(Data shown)
** Begin **

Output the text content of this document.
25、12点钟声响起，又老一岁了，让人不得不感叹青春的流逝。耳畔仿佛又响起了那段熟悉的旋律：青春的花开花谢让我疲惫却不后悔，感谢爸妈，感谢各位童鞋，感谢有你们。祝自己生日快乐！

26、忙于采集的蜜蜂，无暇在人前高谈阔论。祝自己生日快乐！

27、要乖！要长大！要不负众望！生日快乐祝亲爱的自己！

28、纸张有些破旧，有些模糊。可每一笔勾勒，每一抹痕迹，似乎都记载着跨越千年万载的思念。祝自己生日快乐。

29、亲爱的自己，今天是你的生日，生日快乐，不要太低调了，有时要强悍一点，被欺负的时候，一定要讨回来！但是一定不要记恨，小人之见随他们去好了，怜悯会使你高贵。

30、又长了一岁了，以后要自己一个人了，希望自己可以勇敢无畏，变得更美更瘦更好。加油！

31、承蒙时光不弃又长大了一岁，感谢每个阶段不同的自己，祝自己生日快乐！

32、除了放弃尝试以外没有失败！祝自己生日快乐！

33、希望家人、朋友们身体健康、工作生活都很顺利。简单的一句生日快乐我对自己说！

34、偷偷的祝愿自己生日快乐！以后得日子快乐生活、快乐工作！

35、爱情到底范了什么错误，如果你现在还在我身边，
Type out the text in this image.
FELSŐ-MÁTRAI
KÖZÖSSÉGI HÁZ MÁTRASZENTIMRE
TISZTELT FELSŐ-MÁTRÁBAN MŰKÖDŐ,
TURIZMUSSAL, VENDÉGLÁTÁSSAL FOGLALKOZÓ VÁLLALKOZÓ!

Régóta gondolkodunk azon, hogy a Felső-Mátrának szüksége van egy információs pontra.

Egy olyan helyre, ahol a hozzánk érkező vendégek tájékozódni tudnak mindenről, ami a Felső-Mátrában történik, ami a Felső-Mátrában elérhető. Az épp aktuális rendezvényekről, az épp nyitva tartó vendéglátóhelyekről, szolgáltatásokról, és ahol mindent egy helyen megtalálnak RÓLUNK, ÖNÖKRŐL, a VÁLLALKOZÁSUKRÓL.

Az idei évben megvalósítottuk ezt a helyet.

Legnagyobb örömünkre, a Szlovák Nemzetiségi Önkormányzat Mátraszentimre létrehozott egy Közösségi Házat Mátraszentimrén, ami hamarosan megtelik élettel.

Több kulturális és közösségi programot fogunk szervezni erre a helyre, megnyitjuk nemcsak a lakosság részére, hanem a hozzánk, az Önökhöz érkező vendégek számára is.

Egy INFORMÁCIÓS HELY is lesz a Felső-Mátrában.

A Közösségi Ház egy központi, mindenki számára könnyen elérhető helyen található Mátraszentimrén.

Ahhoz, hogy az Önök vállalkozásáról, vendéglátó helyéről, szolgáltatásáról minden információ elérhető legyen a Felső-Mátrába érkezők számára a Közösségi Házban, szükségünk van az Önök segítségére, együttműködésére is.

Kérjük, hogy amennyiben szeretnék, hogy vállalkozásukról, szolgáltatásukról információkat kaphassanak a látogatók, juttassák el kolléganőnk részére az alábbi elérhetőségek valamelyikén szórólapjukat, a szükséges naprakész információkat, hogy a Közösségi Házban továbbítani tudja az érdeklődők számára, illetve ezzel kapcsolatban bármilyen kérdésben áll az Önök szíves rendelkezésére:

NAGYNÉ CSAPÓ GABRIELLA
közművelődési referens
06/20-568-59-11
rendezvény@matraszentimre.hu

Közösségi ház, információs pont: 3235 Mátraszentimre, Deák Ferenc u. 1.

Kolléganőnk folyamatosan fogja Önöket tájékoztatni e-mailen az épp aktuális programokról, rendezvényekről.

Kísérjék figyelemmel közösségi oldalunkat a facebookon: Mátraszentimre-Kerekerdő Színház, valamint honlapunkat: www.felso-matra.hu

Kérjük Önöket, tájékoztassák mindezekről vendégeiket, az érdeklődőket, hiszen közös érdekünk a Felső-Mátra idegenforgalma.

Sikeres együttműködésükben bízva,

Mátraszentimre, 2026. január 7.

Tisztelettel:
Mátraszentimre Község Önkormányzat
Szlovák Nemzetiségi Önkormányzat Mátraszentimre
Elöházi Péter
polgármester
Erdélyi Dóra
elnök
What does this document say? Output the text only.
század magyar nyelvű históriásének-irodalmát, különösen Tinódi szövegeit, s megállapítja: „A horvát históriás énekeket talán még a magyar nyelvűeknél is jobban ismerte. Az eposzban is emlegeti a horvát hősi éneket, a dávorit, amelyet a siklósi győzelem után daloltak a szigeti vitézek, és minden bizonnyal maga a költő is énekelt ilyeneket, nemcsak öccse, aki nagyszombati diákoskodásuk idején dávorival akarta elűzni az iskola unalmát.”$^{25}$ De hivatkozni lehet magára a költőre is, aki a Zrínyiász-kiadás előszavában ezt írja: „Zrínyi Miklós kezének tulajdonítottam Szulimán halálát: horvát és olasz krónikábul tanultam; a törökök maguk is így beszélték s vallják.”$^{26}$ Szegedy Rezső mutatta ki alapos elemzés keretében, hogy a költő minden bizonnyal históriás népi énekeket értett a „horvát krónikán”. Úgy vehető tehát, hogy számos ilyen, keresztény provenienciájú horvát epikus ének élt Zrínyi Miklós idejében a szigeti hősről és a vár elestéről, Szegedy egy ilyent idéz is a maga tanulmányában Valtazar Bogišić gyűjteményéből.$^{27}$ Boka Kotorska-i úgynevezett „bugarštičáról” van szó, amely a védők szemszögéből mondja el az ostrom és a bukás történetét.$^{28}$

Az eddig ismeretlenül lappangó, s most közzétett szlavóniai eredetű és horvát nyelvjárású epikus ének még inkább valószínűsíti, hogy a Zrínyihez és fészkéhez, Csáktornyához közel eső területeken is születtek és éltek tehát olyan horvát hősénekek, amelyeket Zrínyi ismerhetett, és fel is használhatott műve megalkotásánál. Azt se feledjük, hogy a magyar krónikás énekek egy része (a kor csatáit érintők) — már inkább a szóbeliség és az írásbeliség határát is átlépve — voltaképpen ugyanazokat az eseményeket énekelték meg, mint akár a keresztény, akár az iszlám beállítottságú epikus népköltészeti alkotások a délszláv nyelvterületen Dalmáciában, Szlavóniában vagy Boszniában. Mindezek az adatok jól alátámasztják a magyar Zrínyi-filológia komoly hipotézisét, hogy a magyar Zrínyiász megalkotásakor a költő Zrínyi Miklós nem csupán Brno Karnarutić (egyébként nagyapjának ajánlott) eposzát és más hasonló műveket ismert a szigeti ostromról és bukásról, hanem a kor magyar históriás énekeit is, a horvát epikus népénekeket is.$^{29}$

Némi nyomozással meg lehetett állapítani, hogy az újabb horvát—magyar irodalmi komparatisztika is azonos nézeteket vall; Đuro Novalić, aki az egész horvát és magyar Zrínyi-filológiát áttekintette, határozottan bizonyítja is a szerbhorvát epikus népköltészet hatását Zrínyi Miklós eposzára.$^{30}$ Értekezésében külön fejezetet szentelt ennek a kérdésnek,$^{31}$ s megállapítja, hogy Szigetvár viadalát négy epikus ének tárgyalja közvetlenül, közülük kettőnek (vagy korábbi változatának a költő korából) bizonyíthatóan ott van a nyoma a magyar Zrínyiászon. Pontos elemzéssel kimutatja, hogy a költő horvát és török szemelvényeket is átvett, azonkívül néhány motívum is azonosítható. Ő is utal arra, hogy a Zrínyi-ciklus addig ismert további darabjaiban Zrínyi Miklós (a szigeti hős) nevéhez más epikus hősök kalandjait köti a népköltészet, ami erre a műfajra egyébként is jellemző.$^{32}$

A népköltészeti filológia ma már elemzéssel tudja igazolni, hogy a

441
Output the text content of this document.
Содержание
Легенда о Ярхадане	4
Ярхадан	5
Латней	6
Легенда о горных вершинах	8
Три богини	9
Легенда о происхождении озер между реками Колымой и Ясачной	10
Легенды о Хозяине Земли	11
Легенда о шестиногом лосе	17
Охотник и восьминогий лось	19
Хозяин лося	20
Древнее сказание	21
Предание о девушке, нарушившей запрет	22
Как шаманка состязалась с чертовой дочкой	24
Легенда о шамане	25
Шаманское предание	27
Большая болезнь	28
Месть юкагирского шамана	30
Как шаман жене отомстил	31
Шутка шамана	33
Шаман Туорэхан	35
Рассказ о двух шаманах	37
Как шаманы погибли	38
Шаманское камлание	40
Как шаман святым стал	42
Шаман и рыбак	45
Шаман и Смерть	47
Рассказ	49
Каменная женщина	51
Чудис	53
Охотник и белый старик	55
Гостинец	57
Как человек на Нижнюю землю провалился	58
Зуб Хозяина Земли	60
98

** End **

(Prompt)
Gather each line in these records that contains the string "helyen".

(Answer)
Egy olyan helyre, ahol a hozzánk érkező vendégek tájékozódni tudnak mindenről, ami a Felső-Mátrában történik, ami a Felső-Mátrában elérhető. Az épp aktuális rendezvényekről, az épp nyitva tartó vendéglátóhelyekről, szolgáltatásokról, és ahol mindent egy helyen megtalálnak RÓLUNK, ÖNÖKRŐL, a VÁLLALKOZÁSUKRÓL.
A Közösségi Ház egy központi, mindenki számára könnyen elérhető helyen található Mátraszentimrén.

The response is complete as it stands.